Would it be possible to write out each entry below exactly, without the pictures?

▸ MATERIAL SHOWN:
════════════════

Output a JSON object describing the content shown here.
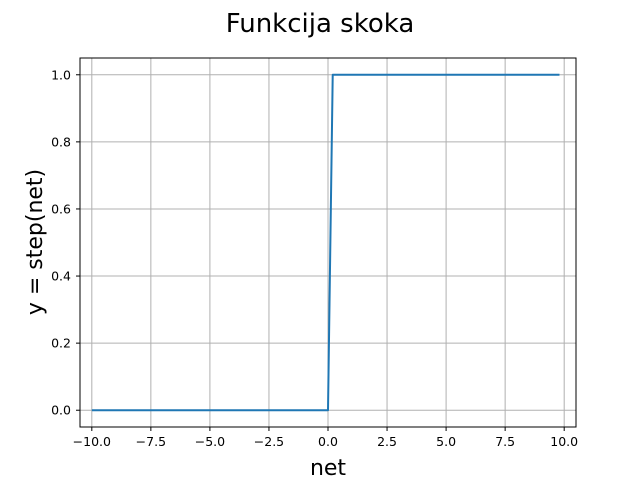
{
  "chart_data": {
    "type": "line",
    "title": "Funkcija skoka",
    "xlabel": "net",
    "ylabel": "y = step(net)",
    "xlim": [
      -10.5,
      10.5
    ],
    "ylim": [
      -0.05,
      1.05
    ],
    "xticks": [
      -10.0,
      -7.5,
      -5.0,
      -2.5,
      0.0,
      2.5,
      5.0,
      7.5,
      10.0
    ],
    "xtick_labels": [
      "−10.0",
      "−7.5",
      "−5.0",
      "−2.5",
      "0.0",
      "2.5",
      "5.0",
      "7.5",
      "10.0"
    ],
    "yticks": [
      0.0,
      0.2,
      0.4,
      0.6,
      0.8,
      1.0
    ],
    "ytick_labels": [
      "0.0",
      "0.2",
      "0.4",
      "0.6",
      "0.8",
      "1.0"
    ],
    "grid": true,
    "series": [
      {
        "color": "#1f77b4",
        "x": [
          -10.0,
          0.0,
          0.2,
          9.8
        ],
        "y": [
          0.0,
          0.0,
          1.0,
          1.0
        ]
      }
    ]
  }
}
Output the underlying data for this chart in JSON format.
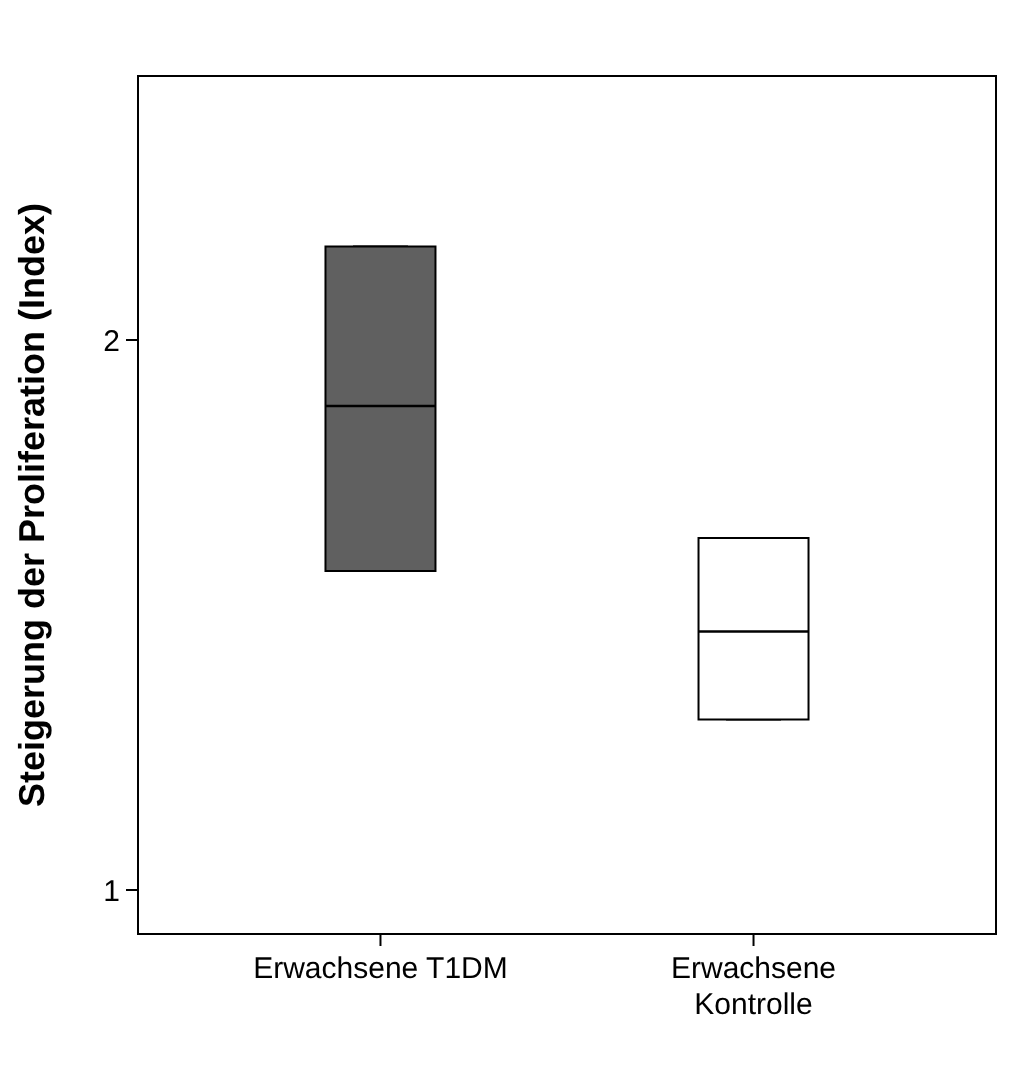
{
  "chart_data": {
    "type": "box",
    "ylabel": "Steigerung der Proliferation (Index)",
    "categories": [
      "Erwachsene T1DM",
      "Erwachsene\nKontrolle"
    ],
    "boxes": [
      {
        "low": 1.58,
        "q1": 1.58,
        "median": 1.88,
        "q3": 2.17,
        "high": 2.17
      },
      {
        "low": 1.31,
        "q1": 1.31,
        "median": 1.47,
        "q3": 1.64,
        "high": 1.64
      }
    ],
    "colors": [
      "#606060",
      "#ffffff"
    ],
    "ylim": [
      0.92,
      2.48
    ],
    "yticks": [
      1,
      2
    ],
    "grid": false
  }
}
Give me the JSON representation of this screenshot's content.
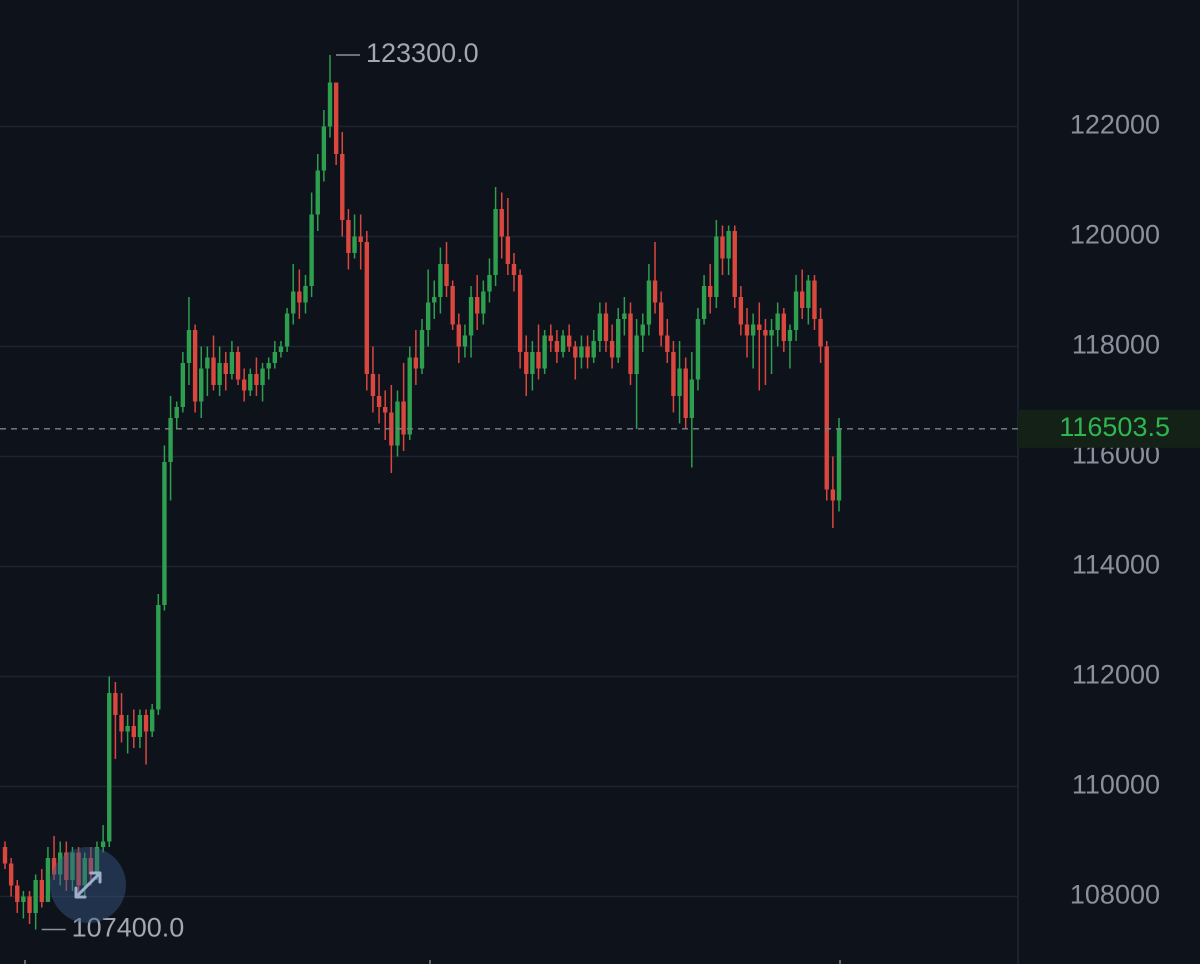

════════════════

▸ RESULT FOR THIS EXERCISE:
Output a JSON object describing the content shown here.
{
  "chart_data": {
    "type": "line",
    "title": "Funkcija skoka",
    "xlabel": "net",
    "ylabel": "y = step(net)",
    "xlim": [
      -10.5,
      10.5
    ],
    "ylim": [
      -0.05,
      1.05
    ],
    "xticks": [
      -10.0,
      -7.5,
      -5.0,
      -2.5,
      0.0,
      2.5,
      5.0,
      7.5,
      10.0
    ],
    "xtick_labels": [
      "−10.0",
      "−7.5",
      "−5.0",
      "−2.5",
      "0.0",
      "2.5",
      "5.0",
      "7.5",
      "10.0"
    ],
    "yticks": [
      0.0,
      0.2,
      0.4,
      0.6,
      0.8,
      1.0
    ],
    "ytick_labels": [
      "0.0",
      "0.2",
      "0.4",
      "0.6",
      "0.8",
      "1.0"
    ],
    "grid": true,
    "series": [
      {
        "color": "#1f77b4",
        "x": [
          -10.0,
          0.0,
          0.2,
          9.8
        ],
        "y": [
          0.0,
          0.0,
          1.0,
          1.0
        ]
      }
    ]
  }
}
Output the underlying data for this chart in JSON format.
{
  "chart_data": {
    "type": "box",
    "ylabel": "Steigerung der Proliferation (Index)",
    "categories": [
      "Erwachsene T1DM",
      "Erwachsene\nKontrolle"
    ],
    "boxes": [
      {
        "low": 1.58,
        "q1": 1.58,
        "median": 1.88,
        "q3": 2.17,
        "high": 2.17
      },
      {
        "low": 1.31,
        "q1": 1.31,
        "median": 1.47,
        "q3": 1.64,
        "high": 1.64
      }
    ],
    "colors": [
      "#606060",
      "#ffffff"
    ],
    "ylim": [
      0.92,
      2.48
    ],
    "yticks": [
      1,
      2
    ],
    "grid": false
  }
}
Give me the JSON representation of this screenshot's content.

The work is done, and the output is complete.